── Page

L: So what I thought I was just doing was paying attention to the guys, like, I found attractive. But with just one thing, I started to realize - as I was swiping past faces - was that it was, like, almost this instantaneous thing where I would see, like, a black face or, like, someone who looked like Latinx and I would, like, almost instinctually start to swipe. I was unconsciously, like, rejecting people because of, literally, like, the color of their skin. I was literally giving white faces a chance that I was not giving black and Latinx faces.

(SOUNDBITE OF MUSIC)

SHAW: L was so ashamed, she had a hard time typing the words when she texted her friend.

L: Like, holy shit, like, I just realized I'm doing this. And they were like, I feel like I do the same thing.

SHAW: So L and her friend texted their other friends, a group of mostly Asian-American women.

L: That was just kind of like this point where we had this realization, like whoa, none of us have had sex with, like, a person of color. Isn't that weird?

SHAW: Even Asian guys who L always thought she'd been attracted to, but for some reason didn't swipe right that much on and never ended up dating.

L: It was never going to that next step. Like, I was never hooking up with them. I was, like, weirdly stuck in this comfort zone of these, like, white guys - whether it was because, you know, they approached me, whether it was because they were the people I was around, that was just what I had gotten used to.

SHAW: It was the first time she recognized that she was unknowingly passing over men of color for white guys.

────

Requirements.
**a)** For the dating-app transcript above, decide whether each statement agrees with it: (i) L's friend replied that they did the same thing; (ii) the friends L and her friend texted were mostly white women; (iii) L ended up dating the Asian guys she thought she was attracted to. For each, answer yes or no and quote the deciding words.
**b)** Carry on the transcript about L's dating-app swiping above, picking up right after its final line.

── Data shown

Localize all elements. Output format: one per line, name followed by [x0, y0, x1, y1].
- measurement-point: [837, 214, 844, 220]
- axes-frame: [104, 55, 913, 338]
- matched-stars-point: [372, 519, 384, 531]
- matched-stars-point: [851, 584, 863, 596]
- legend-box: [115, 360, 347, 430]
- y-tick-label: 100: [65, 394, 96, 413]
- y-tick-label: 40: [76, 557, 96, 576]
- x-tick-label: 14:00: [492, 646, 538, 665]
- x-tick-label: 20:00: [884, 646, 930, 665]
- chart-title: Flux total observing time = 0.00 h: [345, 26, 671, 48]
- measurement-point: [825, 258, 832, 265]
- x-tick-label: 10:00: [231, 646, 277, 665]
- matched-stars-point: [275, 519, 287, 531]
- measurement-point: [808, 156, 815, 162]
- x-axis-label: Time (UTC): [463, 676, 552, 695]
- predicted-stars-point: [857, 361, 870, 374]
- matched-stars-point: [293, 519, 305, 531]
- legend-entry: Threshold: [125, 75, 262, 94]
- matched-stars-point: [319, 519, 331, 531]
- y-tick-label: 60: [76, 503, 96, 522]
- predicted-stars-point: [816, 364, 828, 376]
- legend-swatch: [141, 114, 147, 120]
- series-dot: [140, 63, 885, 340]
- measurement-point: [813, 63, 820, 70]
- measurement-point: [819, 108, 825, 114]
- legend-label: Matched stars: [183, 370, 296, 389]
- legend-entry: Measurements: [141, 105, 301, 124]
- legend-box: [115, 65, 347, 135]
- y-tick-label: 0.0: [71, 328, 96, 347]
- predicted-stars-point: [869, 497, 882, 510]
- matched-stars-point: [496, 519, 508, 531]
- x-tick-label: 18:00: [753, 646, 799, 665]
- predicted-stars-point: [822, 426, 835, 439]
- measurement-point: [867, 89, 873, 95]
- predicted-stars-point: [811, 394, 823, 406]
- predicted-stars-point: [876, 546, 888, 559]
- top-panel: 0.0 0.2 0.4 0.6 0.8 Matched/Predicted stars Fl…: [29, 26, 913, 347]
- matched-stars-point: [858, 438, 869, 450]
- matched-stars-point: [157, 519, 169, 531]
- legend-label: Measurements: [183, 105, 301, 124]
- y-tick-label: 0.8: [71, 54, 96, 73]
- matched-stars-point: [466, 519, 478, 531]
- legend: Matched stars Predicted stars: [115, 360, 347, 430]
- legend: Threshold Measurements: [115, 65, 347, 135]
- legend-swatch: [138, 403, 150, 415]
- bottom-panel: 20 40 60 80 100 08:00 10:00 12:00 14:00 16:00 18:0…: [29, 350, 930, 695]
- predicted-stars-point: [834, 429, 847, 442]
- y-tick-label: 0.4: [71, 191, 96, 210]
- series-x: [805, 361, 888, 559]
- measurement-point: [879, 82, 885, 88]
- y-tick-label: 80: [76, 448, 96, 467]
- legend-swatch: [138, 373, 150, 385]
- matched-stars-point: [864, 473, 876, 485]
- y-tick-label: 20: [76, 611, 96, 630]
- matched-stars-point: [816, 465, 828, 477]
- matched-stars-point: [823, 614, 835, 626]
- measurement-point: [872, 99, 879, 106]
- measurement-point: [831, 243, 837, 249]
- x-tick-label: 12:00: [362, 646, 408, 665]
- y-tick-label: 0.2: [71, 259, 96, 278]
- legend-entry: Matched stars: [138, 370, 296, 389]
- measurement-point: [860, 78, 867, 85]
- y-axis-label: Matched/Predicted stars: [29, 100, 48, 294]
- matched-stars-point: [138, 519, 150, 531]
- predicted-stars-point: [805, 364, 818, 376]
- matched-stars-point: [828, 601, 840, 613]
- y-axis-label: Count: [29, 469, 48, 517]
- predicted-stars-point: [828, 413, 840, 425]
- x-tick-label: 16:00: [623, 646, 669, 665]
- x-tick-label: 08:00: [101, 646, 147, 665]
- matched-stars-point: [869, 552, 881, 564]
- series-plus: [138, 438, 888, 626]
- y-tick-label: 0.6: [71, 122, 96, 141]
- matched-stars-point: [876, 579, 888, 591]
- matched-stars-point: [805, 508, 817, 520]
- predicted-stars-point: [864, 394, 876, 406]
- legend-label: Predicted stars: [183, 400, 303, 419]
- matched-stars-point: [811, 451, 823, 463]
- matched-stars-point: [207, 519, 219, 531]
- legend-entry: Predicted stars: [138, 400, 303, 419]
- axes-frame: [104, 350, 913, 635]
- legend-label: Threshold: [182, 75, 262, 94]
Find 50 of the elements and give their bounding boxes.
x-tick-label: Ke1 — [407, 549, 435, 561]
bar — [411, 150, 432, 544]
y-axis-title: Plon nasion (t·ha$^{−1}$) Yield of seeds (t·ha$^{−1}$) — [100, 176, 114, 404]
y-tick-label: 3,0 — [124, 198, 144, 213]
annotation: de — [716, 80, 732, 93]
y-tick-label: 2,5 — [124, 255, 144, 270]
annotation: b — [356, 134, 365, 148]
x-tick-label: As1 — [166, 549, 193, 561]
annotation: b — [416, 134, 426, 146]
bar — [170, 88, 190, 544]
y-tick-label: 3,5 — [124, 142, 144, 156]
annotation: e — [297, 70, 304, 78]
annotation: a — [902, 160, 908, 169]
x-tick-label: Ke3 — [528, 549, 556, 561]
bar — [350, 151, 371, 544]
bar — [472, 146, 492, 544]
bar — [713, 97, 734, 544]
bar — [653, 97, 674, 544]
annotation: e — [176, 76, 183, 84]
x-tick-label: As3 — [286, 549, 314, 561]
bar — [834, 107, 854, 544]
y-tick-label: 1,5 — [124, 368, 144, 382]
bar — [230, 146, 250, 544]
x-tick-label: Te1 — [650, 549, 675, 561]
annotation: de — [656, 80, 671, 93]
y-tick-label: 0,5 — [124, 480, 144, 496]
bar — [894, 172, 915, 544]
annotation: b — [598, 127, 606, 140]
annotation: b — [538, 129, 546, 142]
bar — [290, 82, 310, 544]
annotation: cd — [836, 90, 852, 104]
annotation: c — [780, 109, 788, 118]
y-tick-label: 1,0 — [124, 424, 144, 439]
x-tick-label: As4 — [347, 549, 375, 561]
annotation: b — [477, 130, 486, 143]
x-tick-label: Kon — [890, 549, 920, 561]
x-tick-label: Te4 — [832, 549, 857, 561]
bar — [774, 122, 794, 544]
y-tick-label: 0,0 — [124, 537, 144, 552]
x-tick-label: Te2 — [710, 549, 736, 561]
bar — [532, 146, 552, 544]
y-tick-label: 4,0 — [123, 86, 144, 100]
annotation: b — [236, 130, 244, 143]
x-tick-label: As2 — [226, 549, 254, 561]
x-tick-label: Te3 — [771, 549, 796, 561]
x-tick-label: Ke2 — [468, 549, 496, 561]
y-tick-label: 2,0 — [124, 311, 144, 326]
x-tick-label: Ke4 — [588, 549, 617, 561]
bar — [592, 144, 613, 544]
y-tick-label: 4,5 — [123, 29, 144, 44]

────

Results of the tasks.
**a)**
(i) Yes: "I feel like I do the same thing."
(ii) No: "a group of mostly Asian-American women."
(iii) No: "never ended up dating."

**b)**
L: Yeah, I felt really bad about myself. I just felt - I felt like I had really viewed myself as someone who cared about treating people equally and just doing my best to fight against, I guess, like, racism - because, you know, I was like, I'm a woman of color. Like, I care deeply about this. And so I think this had a realization that I had definitely internalized a lot of this racism. And it shook me - made me feel bad.

(SOUNDBITE OF MUSIC)

SHAW: Now, there are lots of paths L could have taken at this point. She could have tackled the real problem - you know, overhaul the entire system of white supremacy and patriarchy - or she could have said, I'm just a cog in the machine who's also being oppressed. But that's not what rom-com heroines do, especially not overzealous-planner types. So L fixated on the one tiny thing she could control - her own dating patterns - not to make the trolls happy but to get right with herself.

L: I'd basically decided I was just like, I think I need to stop dating white men.

SHAW: And one night, after an inadvisable amount of wine and manic group texting, the same group of friends who were going through a similar awakening speculated with L about who would be the first person to change.

L: Like, OK. But who do we think is going to be the first person to, like, hook up with a person of color? And so we kind of all universally, like, agreed on an order. And they put me as last (laughter). And I felt so, like, defensive about it. I was like, why? And they were like, well, you go to a super-white school. And I'm like, yeah, but our one friend hasn't even had sex yet.

SHAW: I know this sounds incredibly icky. Every time I tell the story, this is the moment people audibly groan. But L says her friends were mostly joking - egging her on in the offensive way that friends do sometimes - whereas L was dead serious about the larger mission at hand.

(SOUNDBITE OF MUSIC)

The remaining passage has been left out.